» SHORT EXERCISE: Write down each entry again, exactly as it reads.

BEGIN TASK INPUTS

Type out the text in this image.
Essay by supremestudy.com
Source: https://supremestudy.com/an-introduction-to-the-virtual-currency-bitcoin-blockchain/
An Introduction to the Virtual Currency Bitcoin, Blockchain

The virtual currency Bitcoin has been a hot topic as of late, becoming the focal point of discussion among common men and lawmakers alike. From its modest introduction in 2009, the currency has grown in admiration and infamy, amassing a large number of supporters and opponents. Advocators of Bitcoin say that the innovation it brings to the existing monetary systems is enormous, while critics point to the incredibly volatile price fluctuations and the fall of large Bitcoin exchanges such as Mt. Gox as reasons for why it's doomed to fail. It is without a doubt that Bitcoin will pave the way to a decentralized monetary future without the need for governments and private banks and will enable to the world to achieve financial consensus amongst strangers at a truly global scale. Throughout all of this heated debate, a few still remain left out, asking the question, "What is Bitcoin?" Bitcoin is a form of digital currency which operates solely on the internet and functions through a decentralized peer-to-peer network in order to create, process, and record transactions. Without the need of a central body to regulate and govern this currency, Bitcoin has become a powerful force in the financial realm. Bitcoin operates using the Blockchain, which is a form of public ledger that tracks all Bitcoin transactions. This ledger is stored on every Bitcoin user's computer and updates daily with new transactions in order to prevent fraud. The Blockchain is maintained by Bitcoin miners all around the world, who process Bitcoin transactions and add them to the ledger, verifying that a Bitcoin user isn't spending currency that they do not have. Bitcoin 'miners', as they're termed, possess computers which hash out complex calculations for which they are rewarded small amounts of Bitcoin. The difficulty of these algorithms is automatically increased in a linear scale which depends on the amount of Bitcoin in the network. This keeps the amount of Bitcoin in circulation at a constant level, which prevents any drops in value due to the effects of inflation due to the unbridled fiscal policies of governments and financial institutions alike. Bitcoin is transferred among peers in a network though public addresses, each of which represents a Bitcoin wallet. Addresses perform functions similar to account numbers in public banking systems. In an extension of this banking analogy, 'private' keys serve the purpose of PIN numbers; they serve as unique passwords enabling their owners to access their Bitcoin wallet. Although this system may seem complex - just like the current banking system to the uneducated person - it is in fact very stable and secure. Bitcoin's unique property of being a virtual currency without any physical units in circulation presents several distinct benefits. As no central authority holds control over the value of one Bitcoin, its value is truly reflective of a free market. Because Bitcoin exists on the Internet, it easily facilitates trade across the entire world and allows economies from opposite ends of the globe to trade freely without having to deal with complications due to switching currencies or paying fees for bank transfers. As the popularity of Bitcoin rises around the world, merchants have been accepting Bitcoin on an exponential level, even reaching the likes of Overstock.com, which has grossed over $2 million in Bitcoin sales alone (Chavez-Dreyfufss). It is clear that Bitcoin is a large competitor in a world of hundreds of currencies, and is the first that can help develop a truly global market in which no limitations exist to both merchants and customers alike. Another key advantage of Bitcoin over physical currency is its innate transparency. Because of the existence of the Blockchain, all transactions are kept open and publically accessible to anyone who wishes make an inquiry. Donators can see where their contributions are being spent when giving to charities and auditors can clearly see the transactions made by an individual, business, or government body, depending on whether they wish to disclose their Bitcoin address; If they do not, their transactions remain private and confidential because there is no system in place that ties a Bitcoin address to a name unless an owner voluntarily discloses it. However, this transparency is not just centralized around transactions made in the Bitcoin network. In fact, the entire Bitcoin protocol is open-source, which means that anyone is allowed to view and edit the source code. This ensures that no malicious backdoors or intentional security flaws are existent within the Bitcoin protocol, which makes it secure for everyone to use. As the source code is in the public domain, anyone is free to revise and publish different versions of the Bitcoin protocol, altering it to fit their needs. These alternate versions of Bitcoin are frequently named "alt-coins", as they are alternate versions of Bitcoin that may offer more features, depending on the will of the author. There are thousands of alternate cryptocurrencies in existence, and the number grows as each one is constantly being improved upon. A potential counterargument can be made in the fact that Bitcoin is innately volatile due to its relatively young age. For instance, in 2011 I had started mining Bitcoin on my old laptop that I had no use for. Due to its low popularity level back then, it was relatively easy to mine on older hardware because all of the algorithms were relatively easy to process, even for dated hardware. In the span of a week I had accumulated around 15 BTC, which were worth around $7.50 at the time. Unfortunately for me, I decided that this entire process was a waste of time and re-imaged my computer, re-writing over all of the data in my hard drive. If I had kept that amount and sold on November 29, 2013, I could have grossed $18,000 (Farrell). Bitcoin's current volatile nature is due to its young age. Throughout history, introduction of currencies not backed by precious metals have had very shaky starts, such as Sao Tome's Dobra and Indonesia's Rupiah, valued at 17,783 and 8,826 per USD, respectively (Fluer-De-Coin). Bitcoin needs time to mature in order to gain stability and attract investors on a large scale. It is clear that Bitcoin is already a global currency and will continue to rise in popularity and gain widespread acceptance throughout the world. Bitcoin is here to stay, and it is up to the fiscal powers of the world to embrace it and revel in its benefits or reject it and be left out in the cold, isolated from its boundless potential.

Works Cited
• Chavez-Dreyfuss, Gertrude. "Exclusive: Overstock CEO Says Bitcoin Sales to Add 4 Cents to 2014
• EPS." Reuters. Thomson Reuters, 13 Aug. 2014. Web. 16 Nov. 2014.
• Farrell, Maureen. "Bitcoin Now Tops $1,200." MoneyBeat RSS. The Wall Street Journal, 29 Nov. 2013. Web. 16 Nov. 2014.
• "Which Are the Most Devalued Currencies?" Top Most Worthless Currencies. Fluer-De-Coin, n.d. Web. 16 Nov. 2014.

END TASK INPUTS

» COMPLETED EXERCISE:
Type out the text in this image.
Essay by supremestudy.com
Source: https://supremestudy.com/an-introduction-to-the-virtual-currency-bitcoin-blockchain/
An Introduction to the Virtual Currency Bitcoin, Blockchain

The virtual currency Bitcoin has been a hot topic as of late, becoming the focal point of discussion among common men and lawmakers alike. From its modest introduction in 2009, the currency has grown in admiration and infamy, amassing a large number of supporters and opponents. Advocators of Bitcoin say that the innovation it brings to the existing monetary systems is enormous, while critics point to the incredibly volatile price fluctuations and the fall of large Bitcoin exchanges such as Mt. Gox as reasons for why it's doomed to fail. It is without a doubt that Bitcoin will pave the way to a decentralized monetary future without the need for governments and private banks and will enable to the world to achieve financial consensus amongst strangers at a truly global scale. Throughout all of this heated debate, a few still remain left out, asking the question, "What is Bitcoin?" Bitcoin is a form of digital currency which operates solely on the internet and functions through a decentralized peer-to-peer network in order to create, process, and record transactions. Without the need of a central body to regulate and govern this currency, Bitcoin has become a powerful force in the financial realm. Bitcoin operates using the Blockchain, which is a form of public ledger that tracks all Bitcoin transactions. This ledger is stored on every Bitcoin user's computer and updates daily with new transactions in order to prevent fraud. The Blockchain is maintained by Bitcoin miners all around the world, who process Bitcoin transactions and add them to the ledger, verifying that a Bitcoin user isn't spending currency that they do not have. Bitcoin 'miners', as they're termed, possess computers which hash out complex calculations for which they are rewarded small amounts of Bitcoin. The difficulty of these algorithms is automatically increased in a linear scale which depends on the amount of Bitcoin in the network. This keeps the amount of Bitcoin in circulation at a constant level, which prevents any drops in value due to the effects of inflation due to the unbridled fiscal policies of governments and financial institutions alike. Bitcoin is transferred among peers in a network though public addresses, each of which represents a Bitcoin wallet. Addresses perform functions similar to account numbers in public banking systems. In an extension of this banking analogy, 'private' keys serve the purpose of PIN numbers; they serve as unique passwords enabling their owners to access their Bitcoin wallet. Although this system may seem complex - just like the current banking system to the uneducated person - it is in fact very stable and secure. Bitcoin's unique property of being a virtual currency without any physical units in circulation presents several distinct benefits. As no central authority holds control over the value of one Bitcoin, its value is truly reflective of a free market. Because Bitcoin exists on the Internet, it easily facilitates trade across the entire world and allows economies from opposite ends of the globe to trade freely without having to deal with complications due to switching currencies or paying fees for bank transfers. As the popularity of Bitcoin rises around the world, merchants have been accepting Bitcoin on an exponential level, even reaching the likes of Overstock.com, which has grossed over $2 million in Bitcoin sales alone (Chavez-Dreyfufss). It is clear that Bitcoin is a large competitor in a world of hundreds of currencies, and is the first that can help develop a truly global market in which no limitations exist to both merchants and customers alike. Another key advantage of Bitcoin over physical currency is its innate transparency. Because of the existence of the Blockchain, all transactions are kept open and publically accessible to anyone who wishes make an inquiry. Donators can see where their contributions are being spent when giving to charities and auditors can clearly see the transactions made by an individual, business, or government body, depending on whether they wish to disclose their Bitcoin address; If they do not, their transactions remain private and confidential because there is no system in place that ties a Bitcoin address to a name unless an owner voluntarily discloses it. However, this transparency is not just centralized around transactions made in the Bitcoin network. In fact, the entire Bitcoin protocol is open-source, which means that anyone is allowed to view and edit the source code. This ensures that no malicious backdoors or intentional security flaws are existent within the Bitcoin protocol, which makes it secure for everyone to use. As the source code is in the public domain, anyone is free to revise and publish different versions of the Bitcoin protocol, altering it to fit their needs. These alternate versions of Bitcoin are frequently named "alt-coins", as they are alternate versions of Bitcoin that may offer more features, depending on the will of the author. There are thousands of alternate cryptocurrencies in existence, and the number grows as each one is constantly being improved upon. A potential counterargument can be made in the fact that Bitcoin is innately volatile due to its relatively young age. For instance, in 2011 I had started mining Bitcoin on my old laptop that I had no use for. Due to its low popularity level back then, it was relatively easy to mine on older hardware because all of the algorithms were relatively easy to process, even for dated hardware. In the span of a week I had accumulated around 15 BTC, which were worth around $7.50 at the time. Unfortunately for me, I decided that this entire process was a waste of time and re-imaged my computer, re-writing over all of the data in my hard drive. If I had kept that amount and sold on November 29, 2013, I could have grossed $18,000 (Farrell). Bitcoin's current volatile nature is due to its young age. Throughout history, introduction of currencies not backed by precious metals have had very shaky starts, such as Sao Tome's Dobra and Indonesia's Rupiah, valued at 17,783 and 8,826 per USD, respectively (Fluer-De-Coin). Bitcoin needs time to mature in order to gain stability and attract investors on a large scale. It is clear that Bitcoin is already a global currency and will continue to rise in popularity and gain widespread acceptance throughout the world. Bitcoin is here to stay, and it is up to the fiscal powers of the world to embrace it and revel in its benefits or reject it and be left out in the cold, isolated from its boundless potential.

Works Cited
• Chavez-Dreyfuss, Gertrude. "Exclusive: Overstock CEO Says Bitcoin Sales to Add 4 Cents to 2014
• EPS." Reuters. Thomson Reuters, 13 Aug. 2014. Web. 16 Nov. 2014.
• Farrell, Maureen. "Bitcoin Now Tops $1,200." MoneyBeat RSS. The Wall Street Journal, 29 Nov. 2013. Web. 16 Nov. 2014.
• "Which Are the Most Devalued Currencies?" Top Most Worthless Currencies. Fluer-De-Coin, n.d. Web. 16 Nov. 2014.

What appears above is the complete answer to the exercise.